[Dataset records]
▼▼▼

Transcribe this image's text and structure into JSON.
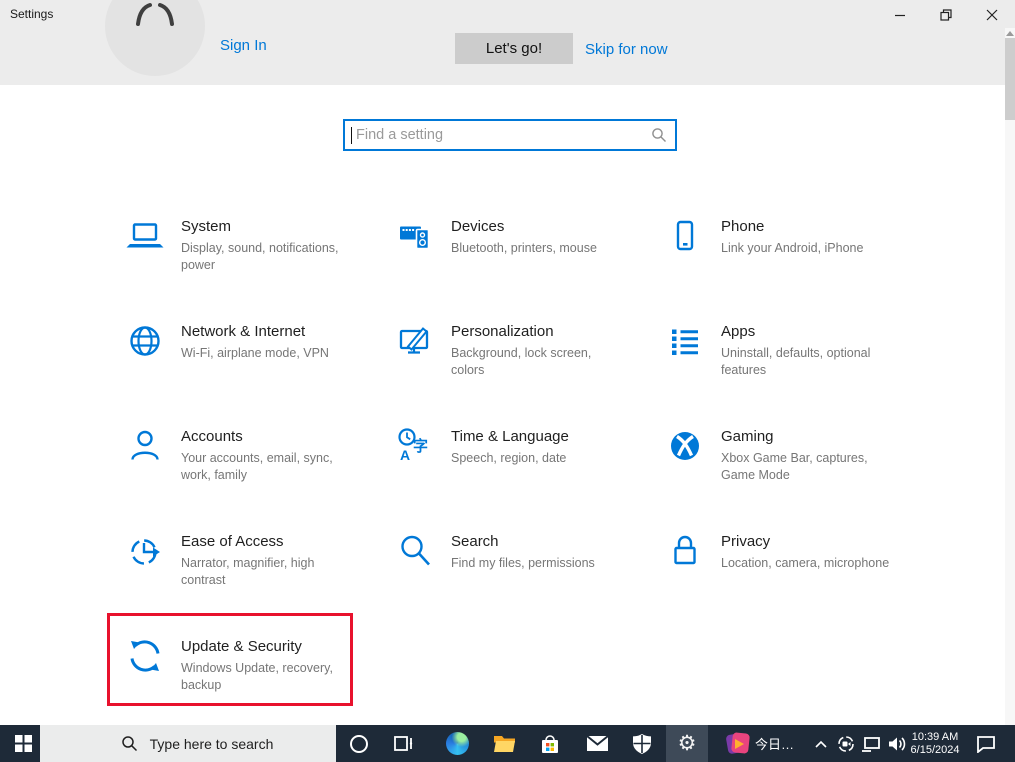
{
  "window": {
    "title": "Settings"
  },
  "header": {
    "sign_in": "Sign In",
    "lets_go": "Let's go!",
    "skip": "Skip for now"
  },
  "search": {
    "placeholder": "Find a setting"
  },
  "tiles": [
    {
      "name": "system",
      "title": "System",
      "subtitle": "Display, sound, notifications, power"
    },
    {
      "name": "devices",
      "title": "Devices",
      "subtitle": "Bluetooth, printers, mouse"
    },
    {
      "name": "phone",
      "title": "Phone",
      "subtitle": "Link your Android, iPhone"
    },
    {
      "name": "network-internet",
      "title": "Network & Internet",
      "subtitle": "Wi-Fi, airplane mode, VPN"
    },
    {
      "name": "personalization",
      "title": "Personalization",
      "subtitle": "Background, lock screen, colors"
    },
    {
      "name": "apps",
      "title": "Apps",
      "subtitle": "Uninstall, defaults, optional features"
    },
    {
      "name": "accounts",
      "title": "Accounts",
      "subtitle": "Your accounts, email, sync, work, family"
    },
    {
      "name": "time-language",
      "title": "Time & Language",
      "subtitle": "Speech, region, date"
    },
    {
      "name": "gaming",
      "title": "Gaming",
      "subtitle": "Xbox Game Bar, captures, Game Mode"
    },
    {
      "name": "ease-of-access",
      "title": "Ease of Access",
      "subtitle": "Narrator, magnifier, high contrast"
    },
    {
      "name": "search",
      "title": "Search",
      "subtitle": "Find my files, permissions"
    },
    {
      "name": "privacy",
      "title": "Privacy",
      "subtitle": "Location, camera, microphone"
    },
    {
      "name": "update-security",
      "title": "Update & Security",
      "subtitle": "Windows Update, recovery, backup"
    }
  ],
  "highlight": {
    "target": "update-security",
    "color": "#e8112d"
  },
  "taskbar": {
    "search_placeholder": "Type here to search",
    "today_label": "今日…",
    "clock": {
      "time": "10:39 AM",
      "date": "6/15/2024"
    }
  },
  "colors": {
    "accent": "#0078d7",
    "header_strip": "#ececec",
    "taskbar_bg": "#1e2a38",
    "subtitle_gray": "#767676"
  }
}
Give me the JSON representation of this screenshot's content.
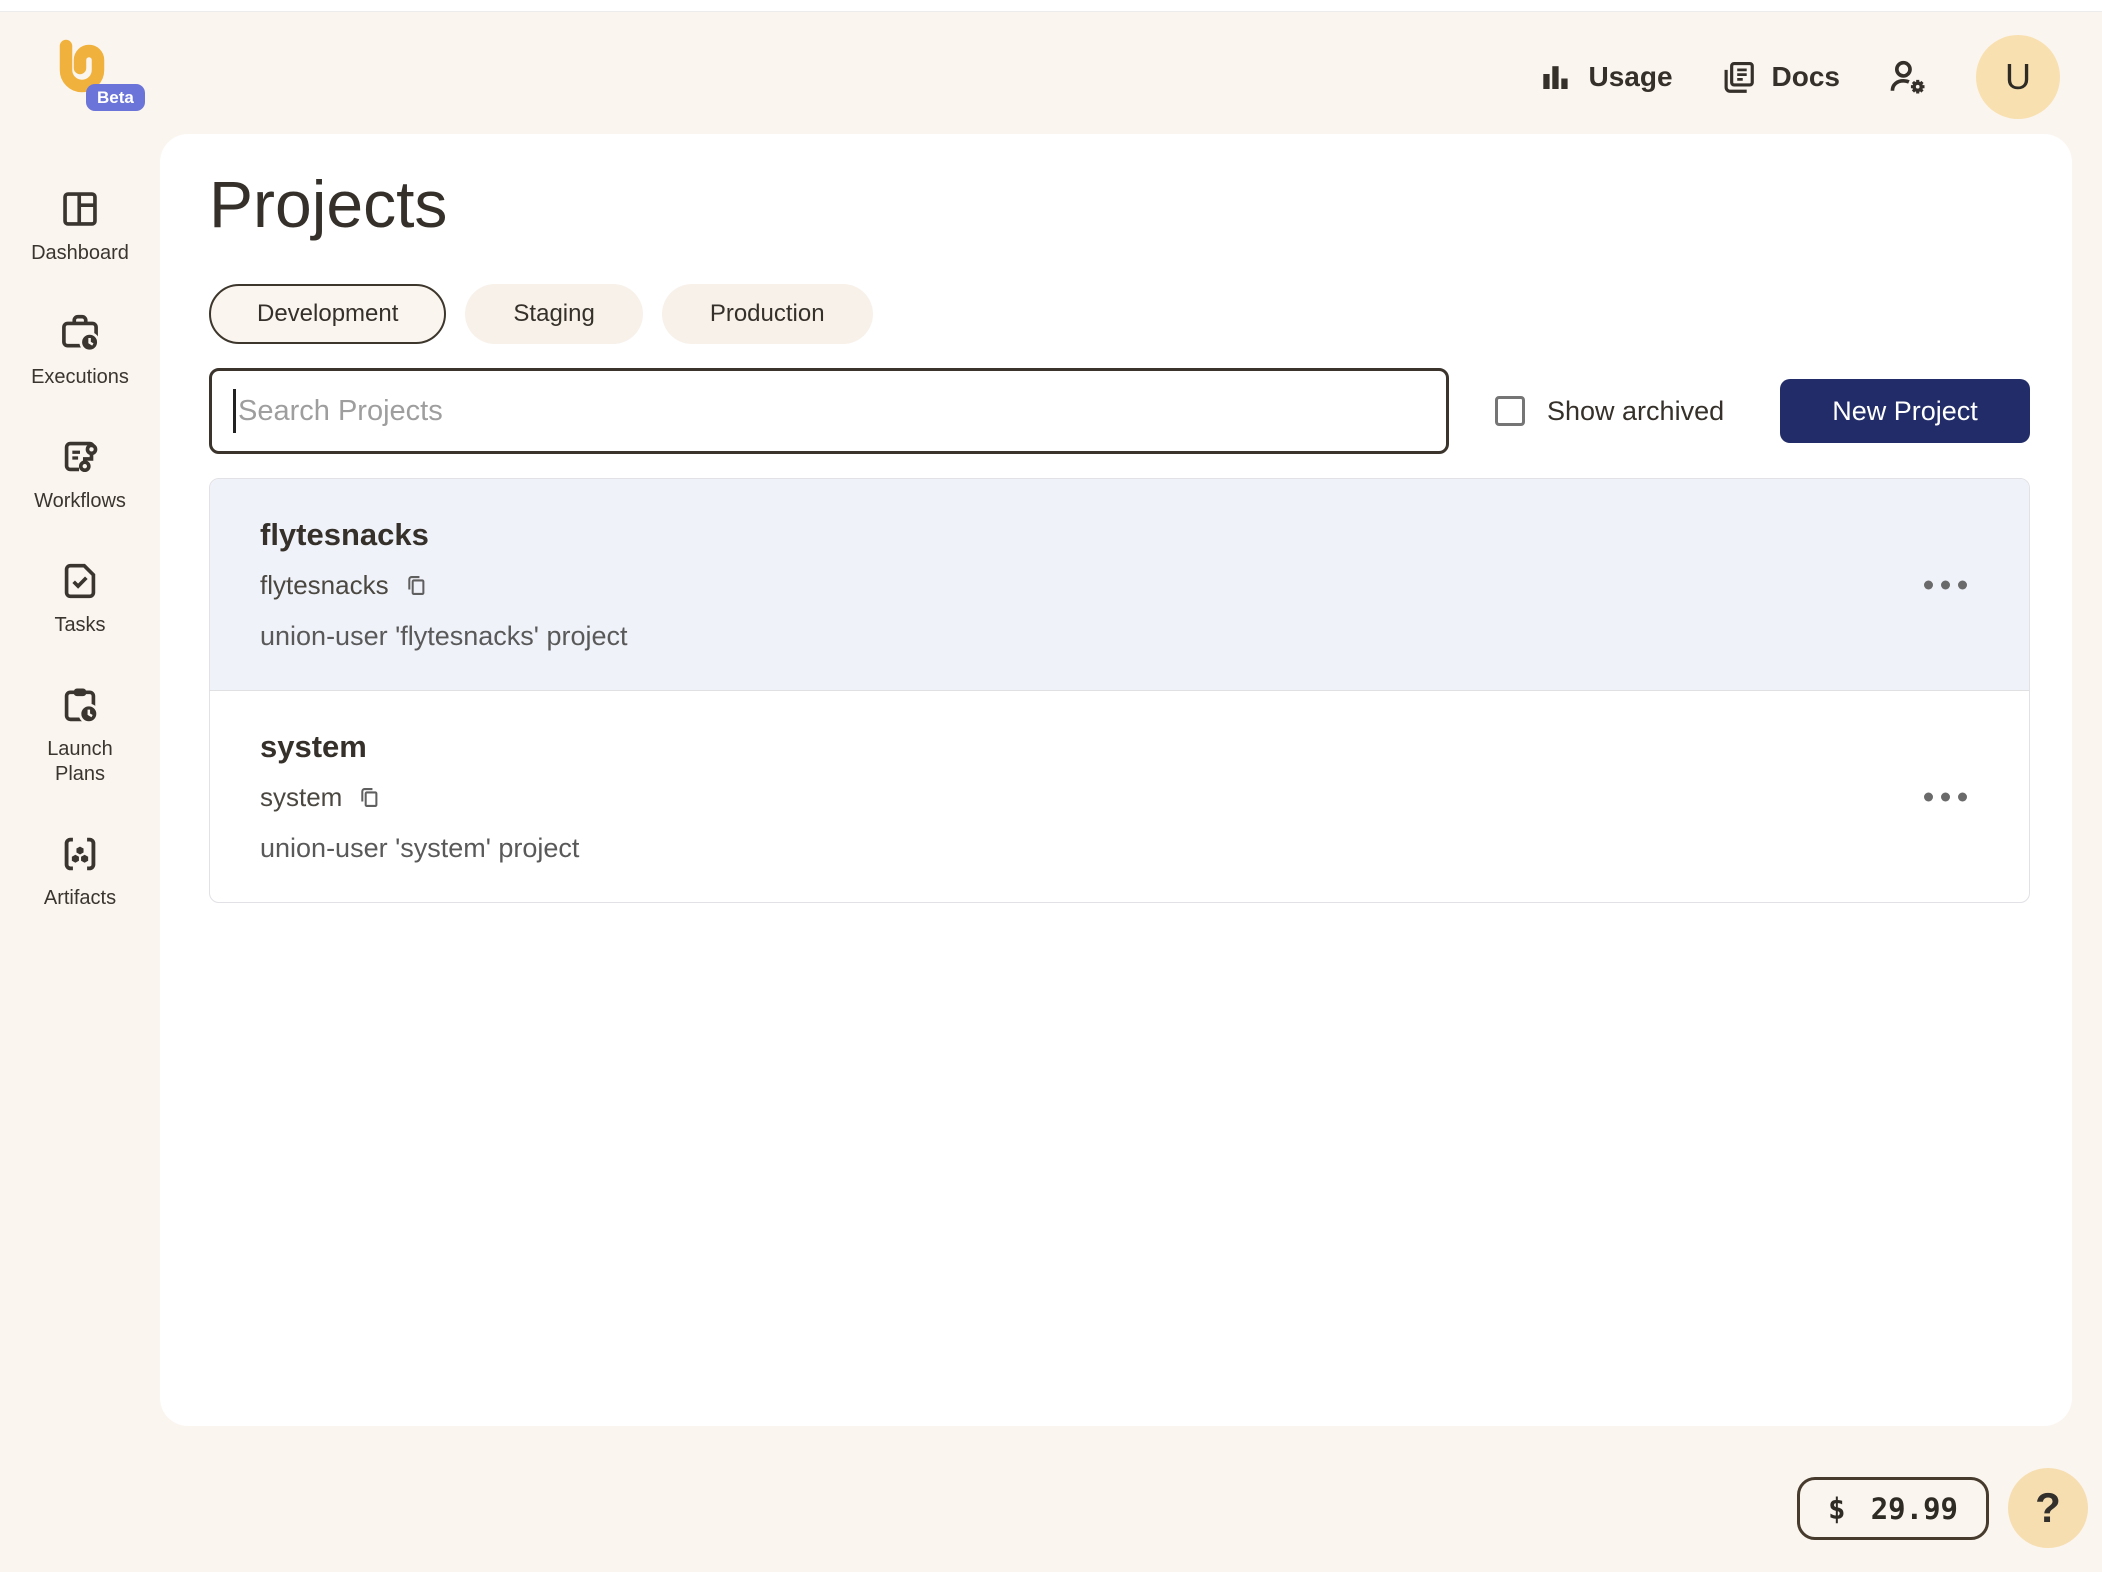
{
  "header": {
    "usage_label": "Usage",
    "docs_label": "Docs",
    "avatar_initial": "U",
    "beta_label": "Beta",
    "icons": [
      "bar-chart-icon",
      "docs-icon",
      "manage-accounts-icon"
    ]
  },
  "sidebar": {
    "items": [
      {
        "label": "Dashboard",
        "icon": "dashboard-icon"
      },
      {
        "label": "Executions",
        "icon": "executions-icon"
      },
      {
        "label": "Workflows",
        "icon": "workflows-icon"
      },
      {
        "label": "Tasks",
        "icon": "tasks-icon"
      },
      {
        "label": "Launch Plans",
        "icon": "launch-plans-icon"
      },
      {
        "label": "Artifacts",
        "icon": "artifacts-icon"
      }
    ]
  },
  "main": {
    "title": "Projects",
    "domain_tabs": [
      {
        "label": "Development",
        "selected": true
      },
      {
        "label": "Staging",
        "selected": false
      },
      {
        "label": "Production",
        "selected": false
      }
    ],
    "search": {
      "placeholder": "Search Projects",
      "value": ""
    },
    "show_archived_label": "Show archived",
    "show_archived_checked": false,
    "new_project_label": "New Project",
    "projects": [
      {
        "name": "flytesnacks",
        "id": "flytesnacks",
        "description": "union-user 'flytesnacks' project",
        "highlighted": true
      },
      {
        "name": "system",
        "id": "system",
        "description": "union-user 'system' project",
        "highlighted": false
      }
    ]
  },
  "footer": {
    "currency_symbol": "$",
    "amount": "29.99",
    "help_label": "?"
  },
  "colors": {
    "background_cream": "#fbf5ef",
    "panel_white": "#ffffff",
    "accent_navy": "#222c68",
    "row_highlight": "#f0f2f9",
    "brand_orange": "#f0b23c",
    "beta_badge": "#6b74d9",
    "avatar_bg": "#f8e0b0",
    "help_fab_bg": "#f6deb0",
    "dark_text": "#35312a"
  }
}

▲▲▲

### INSTRUCTION
Write out the full listing verbatim, excluding its pictures.

### WRITTEN SOLUTION
Transcribe this image's text and structure into JSON.
{
  "window": {
    "title": "Settings"
  },
  "header": {
    "sign_in": "Sign In",
    "lets_go": "Let's go!",
    "skip": "Skip for now"
  },
  "search": {
    "placeholder": "Find a setting"
  },
  "tiles": [
    {
      "name": "system",
      "title": "System",
      "subtitle": "Display, sound, notifications, power"
    },
    {
      "name": "devices",
      "title": "Devices",
      "subtitle": "Bluetooth, printers, mouse"
    },
    {
      "name": "phone",
      "title": "Phone",
      "subtitle": "Link your Android, iPhone"
    },
    {
      "name": "network-internet",
      "title": "Network & Internet",
      "subtitle": "Wi-Fi, airplane mode, VPN"
    },
    {
      "name": "personalization",
      "title": "Personalization",
      "subtitle": "Background, lock screen, colors"
    },
    {
      "name": "apps",
      "title": "Apps",
      "subtitle": "Uninstall, defaults, optional features"
    },
    {
      "name": "accounts",
      "title": "Accounts",
      "subtitle": "Your accounts, email, sync, work, family"
    },
    {
      "name": "time-language",
      "title": "Time & Language",
      "subtitle": "Speech, region, date"
    },
    {
      "name": "gaming",
      "title": "Gaming",
      "subtitle": "Xbox Game Bar, captures, Game Mode"
    },
    {
      "name": "ease-of-access",
      "title": "Ease of Access",
      "subtitle": "Narrator, magnifier, high contrast"
    },
    {
      "name": "search",
      "title": "Search",
      "subtitle": "Find my files, permissions"
    },
    {
      "name": "privacy",
      "title": "Privacy",
      "subtitle": "Location, camera, microphone"
    },
    {
      "name": "update-security",
      "title": "Update & Security",
      "subtitle": "Windows Update, recovery, backup"
    }
  ],
  "highlight": {
    "target": "update-security",
    "color": "#e8112d"
  },
  "taskbar": {
    "search_placeholder": "Type here to search",
    "today_label": "今日…",
    "clock": {
      "time": "10:39 AM",
      "date": "6/15/2024"
    }
  },
  "colors": {
    "accent": "#0078d7",
    "header_strip": "#ececec",
    "taskbar_bg": "#1e2a38",
    "subtitle_gray": "#767676"
  }
}
Give me the JSON representation of this screenshot's content.
{
  "header": {
    "usage_label": "Usage",
    "docs_label": "Docs",
    "avatar_initial": "U",
    "beta_label": "Beta",
    "icons": [
      "bar-chart-icon",
      "docs-icon",
      "manage-accounts-icon"
    ]
  },
  "sidebar": {
    "items": [
      {
        "label": "Dashboard",
        "icon": "dashboard-icon"
      },
      {
        "label": "Executions",
        "icon": "executions-icon"
      },
      {
        "label": "Workflows",
        "icon": "workflows-icon"
      },
      {
        "label": "Tasks",
        "icon": "tasks-icon"
      },
      {
        "label": "Launch Plans",
        "icon": "launch-plans-icon"
      },
      {
        "label": "Artifacts",
        "icon": "artifacts-icon"
      }
    ]
  },
  "main": {
    "title": "Projects",
    "domain_tabs": [
      {
        "label": "Development",
        "selected": true
      },
      {
        "label": "Staging",
        "selected": false
      },
      {
        "label": "Production",
        "selected": false
      }
    ],
    "search": {
      "placeholder": "Search Projects",
      "value": ""
    },
    "show_archived_label": "Show archived",
    "show_archived_checked": false,
    "new_project_label": "New Project",
    "projects": [
      {
        "name": "flytesnacks",
        "id": "flytesnacks",
        "description": "union-user 'flytesnacks' project",
        "highlighted": true
      },
      {
        "name": "system",
        "id": "system",
        "description": "union-user 'system' project",
        "highlighted": false
      }
    ]
  },
  "footer": {
    "currency_symbol": "$",
    "amount": "29.99",
    "help_label": "?"
  },
  "colors": {
    "background_cream": "#fbf5ef",
    "panel_white": "#ffffff",
    "accent_navy": "#222c68",
    "row_highlight": "#f0f2f9",
    "brand_orange": "#f0b23c",
    "beta_badge": "#6b74d9",
    "avatar_bg": "#f8e0b0",
    "help_fab_bg": "#f6deb0",
    "dark_text": "#35312a"
  }
}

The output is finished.